Can you reproduce the records below as a numbered list, starting at the line that has "Patent image size: (1033, 1258)." and stopping after the line that has "The groove-like bending", with blank lines left out?

- Provided records:
*-*-*
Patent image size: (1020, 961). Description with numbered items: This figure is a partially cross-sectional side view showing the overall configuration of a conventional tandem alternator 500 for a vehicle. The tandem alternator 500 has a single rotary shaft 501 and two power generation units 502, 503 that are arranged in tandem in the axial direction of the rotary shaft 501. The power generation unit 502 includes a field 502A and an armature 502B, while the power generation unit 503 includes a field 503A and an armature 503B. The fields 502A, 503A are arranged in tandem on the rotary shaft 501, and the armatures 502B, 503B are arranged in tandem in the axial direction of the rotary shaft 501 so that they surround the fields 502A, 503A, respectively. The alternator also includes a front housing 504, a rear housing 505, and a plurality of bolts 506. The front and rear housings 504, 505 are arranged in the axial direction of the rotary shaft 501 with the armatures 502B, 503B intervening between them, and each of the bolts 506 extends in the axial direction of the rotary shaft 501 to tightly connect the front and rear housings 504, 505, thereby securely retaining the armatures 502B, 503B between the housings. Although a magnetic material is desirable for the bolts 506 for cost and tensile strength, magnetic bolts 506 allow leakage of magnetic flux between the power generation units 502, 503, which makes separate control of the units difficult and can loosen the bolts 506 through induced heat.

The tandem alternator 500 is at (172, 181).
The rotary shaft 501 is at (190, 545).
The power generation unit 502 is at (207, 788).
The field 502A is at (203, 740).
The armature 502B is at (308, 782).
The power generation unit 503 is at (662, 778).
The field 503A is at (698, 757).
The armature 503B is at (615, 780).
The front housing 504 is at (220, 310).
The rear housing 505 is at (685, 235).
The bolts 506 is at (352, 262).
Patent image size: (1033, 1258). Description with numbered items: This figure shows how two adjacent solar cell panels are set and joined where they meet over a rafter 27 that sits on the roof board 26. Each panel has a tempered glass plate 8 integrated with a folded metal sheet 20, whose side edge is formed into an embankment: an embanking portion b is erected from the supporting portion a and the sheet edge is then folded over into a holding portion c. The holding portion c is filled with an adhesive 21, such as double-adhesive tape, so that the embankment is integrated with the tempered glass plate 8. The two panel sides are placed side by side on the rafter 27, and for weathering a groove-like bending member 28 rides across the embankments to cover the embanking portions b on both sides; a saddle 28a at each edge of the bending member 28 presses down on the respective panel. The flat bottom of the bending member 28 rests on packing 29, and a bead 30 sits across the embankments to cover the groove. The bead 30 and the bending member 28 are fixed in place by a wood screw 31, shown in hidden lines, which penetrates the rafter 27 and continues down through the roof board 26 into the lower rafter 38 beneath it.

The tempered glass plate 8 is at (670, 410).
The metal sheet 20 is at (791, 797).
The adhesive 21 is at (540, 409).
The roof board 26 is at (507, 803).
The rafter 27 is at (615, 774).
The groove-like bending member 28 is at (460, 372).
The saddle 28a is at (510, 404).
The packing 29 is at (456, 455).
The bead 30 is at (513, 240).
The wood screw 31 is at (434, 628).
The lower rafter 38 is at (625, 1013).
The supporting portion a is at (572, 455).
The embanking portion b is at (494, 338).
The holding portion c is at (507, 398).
*-*-*
- The answer:
1. Patent image size: (1033, 1258). Description with numbered items: This figure shows how two adjacent solar cell panels are set and joined where they meet over a rafter 27 that sits on the roof board 26. Each panel has a tempered glass plate 8 integrated with a folded metal sheet 20, whose side edge is formed into an embankment: an embanking portion b is erected from the supporting portion a and the sheet edge is then folded over into a holding portion c. The holding portion c is filled with an adhesive 21, such as double-adhesive tape, so that the embankment is integrated with the tempered glass plate 8. The two panel sides are placed side by side on the rafter 27, and for weathering a groove-like bending member 28 rides across the embankments to cover the embanking portions b on both sides; a saddle 28a at each edge of the bending member 28 presses down on the respective panel. The flat bottom of the bending member 28 rests on packing 29, and a bead 30 sits across the embankments to cover the groove. The bead 30 and the bending member 28 are fixed in place by a wood screw 31, shown in hidden lines, which penetrates the rafter 27 and continues down through the roof board 26 into the lower rafter 38 beneath it.
2. The tempered glass plate 8 is at (670, 410).
3. The metal sheet 20 is at (791, 797).
4. The adhesive 21 is at (540, 409).
5. The roof board 26 is at (507, 803).
6. The rafter 27 is at (615, 774).
7. The groove-like bending member 28 is at (460, 372).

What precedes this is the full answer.